# [Your objective]
Copy each line that contains the string "name".

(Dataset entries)
--- START ---

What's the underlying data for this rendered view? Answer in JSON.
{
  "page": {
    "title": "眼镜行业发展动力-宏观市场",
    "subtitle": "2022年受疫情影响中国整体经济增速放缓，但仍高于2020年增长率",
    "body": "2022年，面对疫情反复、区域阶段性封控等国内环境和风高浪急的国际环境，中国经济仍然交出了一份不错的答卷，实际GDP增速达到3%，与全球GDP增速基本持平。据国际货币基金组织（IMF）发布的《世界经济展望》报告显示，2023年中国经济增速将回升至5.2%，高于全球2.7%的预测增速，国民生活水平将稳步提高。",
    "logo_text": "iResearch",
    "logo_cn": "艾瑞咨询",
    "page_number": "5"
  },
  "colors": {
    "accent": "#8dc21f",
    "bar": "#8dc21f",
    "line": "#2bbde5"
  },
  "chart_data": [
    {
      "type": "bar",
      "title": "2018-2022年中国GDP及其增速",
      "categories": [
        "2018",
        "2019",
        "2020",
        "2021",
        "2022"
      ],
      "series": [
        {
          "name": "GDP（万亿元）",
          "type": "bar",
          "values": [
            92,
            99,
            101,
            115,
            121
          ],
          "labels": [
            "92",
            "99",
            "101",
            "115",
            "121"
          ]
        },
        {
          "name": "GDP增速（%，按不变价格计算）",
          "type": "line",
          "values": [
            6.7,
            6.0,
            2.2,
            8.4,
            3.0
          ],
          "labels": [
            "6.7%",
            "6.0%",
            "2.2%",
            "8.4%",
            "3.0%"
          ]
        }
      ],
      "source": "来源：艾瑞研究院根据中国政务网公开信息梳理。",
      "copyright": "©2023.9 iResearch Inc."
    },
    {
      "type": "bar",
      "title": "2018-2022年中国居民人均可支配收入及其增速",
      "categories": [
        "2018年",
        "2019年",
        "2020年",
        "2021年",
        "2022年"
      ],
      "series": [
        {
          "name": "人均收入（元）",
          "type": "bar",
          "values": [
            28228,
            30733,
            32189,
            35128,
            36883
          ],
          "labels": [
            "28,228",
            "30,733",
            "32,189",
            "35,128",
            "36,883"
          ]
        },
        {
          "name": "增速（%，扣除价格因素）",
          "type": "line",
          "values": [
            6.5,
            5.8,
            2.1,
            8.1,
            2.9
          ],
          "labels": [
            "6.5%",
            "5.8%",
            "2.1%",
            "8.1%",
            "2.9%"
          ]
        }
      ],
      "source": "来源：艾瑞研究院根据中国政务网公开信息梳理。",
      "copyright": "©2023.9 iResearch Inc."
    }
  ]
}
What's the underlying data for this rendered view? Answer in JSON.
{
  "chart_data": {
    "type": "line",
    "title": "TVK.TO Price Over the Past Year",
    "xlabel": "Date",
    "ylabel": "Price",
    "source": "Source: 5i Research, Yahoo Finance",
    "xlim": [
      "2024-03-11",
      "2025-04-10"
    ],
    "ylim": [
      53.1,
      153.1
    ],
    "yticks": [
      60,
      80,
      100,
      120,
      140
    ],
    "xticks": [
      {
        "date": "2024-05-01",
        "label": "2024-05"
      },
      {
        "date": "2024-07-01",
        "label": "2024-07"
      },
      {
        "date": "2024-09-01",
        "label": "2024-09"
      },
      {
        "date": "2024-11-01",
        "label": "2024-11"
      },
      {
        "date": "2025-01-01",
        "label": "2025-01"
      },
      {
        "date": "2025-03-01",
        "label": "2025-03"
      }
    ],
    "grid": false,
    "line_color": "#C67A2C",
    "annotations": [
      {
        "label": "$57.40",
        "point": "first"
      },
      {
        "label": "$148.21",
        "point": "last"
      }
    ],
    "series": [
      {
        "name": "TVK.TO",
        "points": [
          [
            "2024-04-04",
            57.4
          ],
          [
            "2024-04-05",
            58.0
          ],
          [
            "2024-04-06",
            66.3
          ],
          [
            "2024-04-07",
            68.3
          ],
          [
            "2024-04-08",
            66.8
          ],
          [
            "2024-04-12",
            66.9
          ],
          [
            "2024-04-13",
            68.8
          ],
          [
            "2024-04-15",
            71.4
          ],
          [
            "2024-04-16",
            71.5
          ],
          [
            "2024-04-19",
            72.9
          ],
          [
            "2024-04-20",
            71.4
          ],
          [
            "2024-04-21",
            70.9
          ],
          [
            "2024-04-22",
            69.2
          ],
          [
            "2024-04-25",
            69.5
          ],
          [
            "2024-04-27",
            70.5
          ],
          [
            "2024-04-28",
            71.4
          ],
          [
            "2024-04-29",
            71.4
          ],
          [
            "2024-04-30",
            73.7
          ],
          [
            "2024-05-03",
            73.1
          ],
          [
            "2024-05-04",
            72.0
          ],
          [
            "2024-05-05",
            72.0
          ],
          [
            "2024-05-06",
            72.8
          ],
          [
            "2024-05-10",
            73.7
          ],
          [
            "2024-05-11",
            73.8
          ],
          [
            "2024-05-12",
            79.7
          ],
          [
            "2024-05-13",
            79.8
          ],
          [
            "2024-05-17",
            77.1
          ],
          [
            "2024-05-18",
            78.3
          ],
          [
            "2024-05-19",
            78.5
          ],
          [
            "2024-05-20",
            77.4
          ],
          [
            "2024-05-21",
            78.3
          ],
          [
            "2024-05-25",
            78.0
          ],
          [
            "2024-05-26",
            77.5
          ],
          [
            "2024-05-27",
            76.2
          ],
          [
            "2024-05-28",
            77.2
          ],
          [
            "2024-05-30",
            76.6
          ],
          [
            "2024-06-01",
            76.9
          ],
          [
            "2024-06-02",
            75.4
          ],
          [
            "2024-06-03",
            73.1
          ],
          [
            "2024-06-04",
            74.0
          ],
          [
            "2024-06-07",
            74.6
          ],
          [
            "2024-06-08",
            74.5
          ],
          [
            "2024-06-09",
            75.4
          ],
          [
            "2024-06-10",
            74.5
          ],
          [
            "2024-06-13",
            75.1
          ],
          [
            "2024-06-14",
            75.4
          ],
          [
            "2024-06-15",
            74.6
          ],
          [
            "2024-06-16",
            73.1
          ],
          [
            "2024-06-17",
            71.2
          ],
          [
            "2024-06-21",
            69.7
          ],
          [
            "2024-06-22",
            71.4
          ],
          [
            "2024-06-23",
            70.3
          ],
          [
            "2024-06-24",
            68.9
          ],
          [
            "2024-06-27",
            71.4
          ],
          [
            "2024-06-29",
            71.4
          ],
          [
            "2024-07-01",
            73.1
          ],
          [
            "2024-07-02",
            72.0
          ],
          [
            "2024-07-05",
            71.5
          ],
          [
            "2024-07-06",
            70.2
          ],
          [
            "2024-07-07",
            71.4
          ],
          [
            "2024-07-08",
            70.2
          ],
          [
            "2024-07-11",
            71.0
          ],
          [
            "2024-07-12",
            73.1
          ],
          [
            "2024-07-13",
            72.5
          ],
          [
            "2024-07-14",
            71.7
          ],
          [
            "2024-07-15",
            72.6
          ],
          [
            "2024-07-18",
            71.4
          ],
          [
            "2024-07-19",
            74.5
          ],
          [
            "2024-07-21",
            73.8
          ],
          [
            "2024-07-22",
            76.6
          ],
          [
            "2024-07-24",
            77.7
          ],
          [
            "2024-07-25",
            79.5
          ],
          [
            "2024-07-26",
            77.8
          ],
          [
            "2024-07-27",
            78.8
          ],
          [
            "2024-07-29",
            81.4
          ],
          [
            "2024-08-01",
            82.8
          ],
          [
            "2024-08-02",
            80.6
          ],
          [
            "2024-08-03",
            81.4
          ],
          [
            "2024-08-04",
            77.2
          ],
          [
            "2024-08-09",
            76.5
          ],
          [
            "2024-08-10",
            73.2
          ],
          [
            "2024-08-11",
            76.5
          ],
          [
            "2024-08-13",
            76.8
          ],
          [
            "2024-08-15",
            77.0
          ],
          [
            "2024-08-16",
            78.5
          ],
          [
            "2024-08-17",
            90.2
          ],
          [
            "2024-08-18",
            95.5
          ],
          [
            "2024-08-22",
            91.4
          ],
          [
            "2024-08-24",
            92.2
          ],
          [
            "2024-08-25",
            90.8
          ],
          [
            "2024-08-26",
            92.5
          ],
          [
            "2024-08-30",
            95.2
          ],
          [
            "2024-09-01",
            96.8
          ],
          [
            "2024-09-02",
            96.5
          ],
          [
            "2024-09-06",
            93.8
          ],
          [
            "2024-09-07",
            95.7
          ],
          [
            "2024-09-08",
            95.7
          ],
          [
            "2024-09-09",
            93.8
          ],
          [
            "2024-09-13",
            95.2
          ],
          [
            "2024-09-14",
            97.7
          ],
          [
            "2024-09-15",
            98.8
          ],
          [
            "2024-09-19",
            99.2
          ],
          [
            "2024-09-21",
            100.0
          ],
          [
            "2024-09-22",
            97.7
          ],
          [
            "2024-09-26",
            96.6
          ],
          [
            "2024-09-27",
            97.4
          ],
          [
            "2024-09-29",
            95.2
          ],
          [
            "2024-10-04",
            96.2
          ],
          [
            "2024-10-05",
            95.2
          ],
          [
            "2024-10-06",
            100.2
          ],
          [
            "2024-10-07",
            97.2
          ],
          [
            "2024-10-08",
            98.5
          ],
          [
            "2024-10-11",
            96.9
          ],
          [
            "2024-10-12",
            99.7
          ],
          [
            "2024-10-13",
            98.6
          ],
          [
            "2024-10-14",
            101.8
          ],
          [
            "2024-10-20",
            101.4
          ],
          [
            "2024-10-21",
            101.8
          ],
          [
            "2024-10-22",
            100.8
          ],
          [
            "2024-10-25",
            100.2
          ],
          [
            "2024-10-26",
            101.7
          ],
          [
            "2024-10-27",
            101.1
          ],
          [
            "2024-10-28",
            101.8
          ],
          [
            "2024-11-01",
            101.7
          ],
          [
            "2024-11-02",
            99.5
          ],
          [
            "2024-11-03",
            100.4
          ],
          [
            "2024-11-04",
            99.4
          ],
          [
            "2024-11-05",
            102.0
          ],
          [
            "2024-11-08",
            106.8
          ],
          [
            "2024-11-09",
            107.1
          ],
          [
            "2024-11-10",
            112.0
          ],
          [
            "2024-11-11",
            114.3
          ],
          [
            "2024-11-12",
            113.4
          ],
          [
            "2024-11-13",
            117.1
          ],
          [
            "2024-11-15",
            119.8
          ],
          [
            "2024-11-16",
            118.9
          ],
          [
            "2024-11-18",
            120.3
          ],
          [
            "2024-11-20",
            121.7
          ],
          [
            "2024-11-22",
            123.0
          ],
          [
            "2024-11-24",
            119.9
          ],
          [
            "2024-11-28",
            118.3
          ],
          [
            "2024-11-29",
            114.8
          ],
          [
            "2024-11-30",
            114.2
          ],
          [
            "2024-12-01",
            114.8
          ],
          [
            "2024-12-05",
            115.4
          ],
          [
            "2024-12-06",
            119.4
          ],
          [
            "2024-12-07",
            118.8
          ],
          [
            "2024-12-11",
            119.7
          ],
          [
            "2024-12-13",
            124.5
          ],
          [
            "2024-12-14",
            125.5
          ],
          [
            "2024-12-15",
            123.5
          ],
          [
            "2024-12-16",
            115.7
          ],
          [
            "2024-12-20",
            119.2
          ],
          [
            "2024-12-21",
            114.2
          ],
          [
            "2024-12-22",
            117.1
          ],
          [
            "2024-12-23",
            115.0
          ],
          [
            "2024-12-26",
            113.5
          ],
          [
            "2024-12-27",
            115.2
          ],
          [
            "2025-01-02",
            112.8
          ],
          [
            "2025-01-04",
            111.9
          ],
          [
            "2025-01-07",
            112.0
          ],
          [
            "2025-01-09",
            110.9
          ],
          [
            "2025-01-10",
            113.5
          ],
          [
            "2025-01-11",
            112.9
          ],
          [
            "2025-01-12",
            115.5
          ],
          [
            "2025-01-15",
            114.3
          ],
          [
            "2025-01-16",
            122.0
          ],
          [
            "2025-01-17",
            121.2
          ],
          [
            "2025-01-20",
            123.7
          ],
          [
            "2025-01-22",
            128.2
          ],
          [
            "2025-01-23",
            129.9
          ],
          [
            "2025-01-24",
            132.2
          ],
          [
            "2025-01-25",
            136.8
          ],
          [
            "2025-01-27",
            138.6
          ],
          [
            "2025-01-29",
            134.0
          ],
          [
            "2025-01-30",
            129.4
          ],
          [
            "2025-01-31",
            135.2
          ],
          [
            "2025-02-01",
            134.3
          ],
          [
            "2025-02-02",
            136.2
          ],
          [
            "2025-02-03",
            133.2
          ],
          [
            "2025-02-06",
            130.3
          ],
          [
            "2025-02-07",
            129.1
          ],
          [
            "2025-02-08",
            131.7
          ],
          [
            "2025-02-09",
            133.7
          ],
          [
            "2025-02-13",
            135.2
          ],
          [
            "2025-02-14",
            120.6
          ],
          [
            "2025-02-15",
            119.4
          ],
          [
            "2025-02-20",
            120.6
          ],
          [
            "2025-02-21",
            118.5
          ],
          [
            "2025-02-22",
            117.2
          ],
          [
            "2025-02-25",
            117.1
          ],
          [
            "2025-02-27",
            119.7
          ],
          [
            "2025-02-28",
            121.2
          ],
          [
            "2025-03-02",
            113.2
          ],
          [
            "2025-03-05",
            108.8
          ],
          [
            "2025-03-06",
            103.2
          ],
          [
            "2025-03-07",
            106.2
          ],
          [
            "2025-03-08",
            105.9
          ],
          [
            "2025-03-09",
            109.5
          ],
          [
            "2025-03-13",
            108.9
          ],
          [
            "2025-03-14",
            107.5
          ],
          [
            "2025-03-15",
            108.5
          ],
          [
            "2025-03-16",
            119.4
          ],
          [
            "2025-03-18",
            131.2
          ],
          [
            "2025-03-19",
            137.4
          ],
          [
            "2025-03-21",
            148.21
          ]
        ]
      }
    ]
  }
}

--- END ---

# [Complete answer]
          "name": "GDP（万亿元）",
          "name": "GDP增速（%，按不变价格计算）",
          "name": "人均收入（元）",
          "name": "增速（%，扣除价格因素）",
        "name": "TVK.TO",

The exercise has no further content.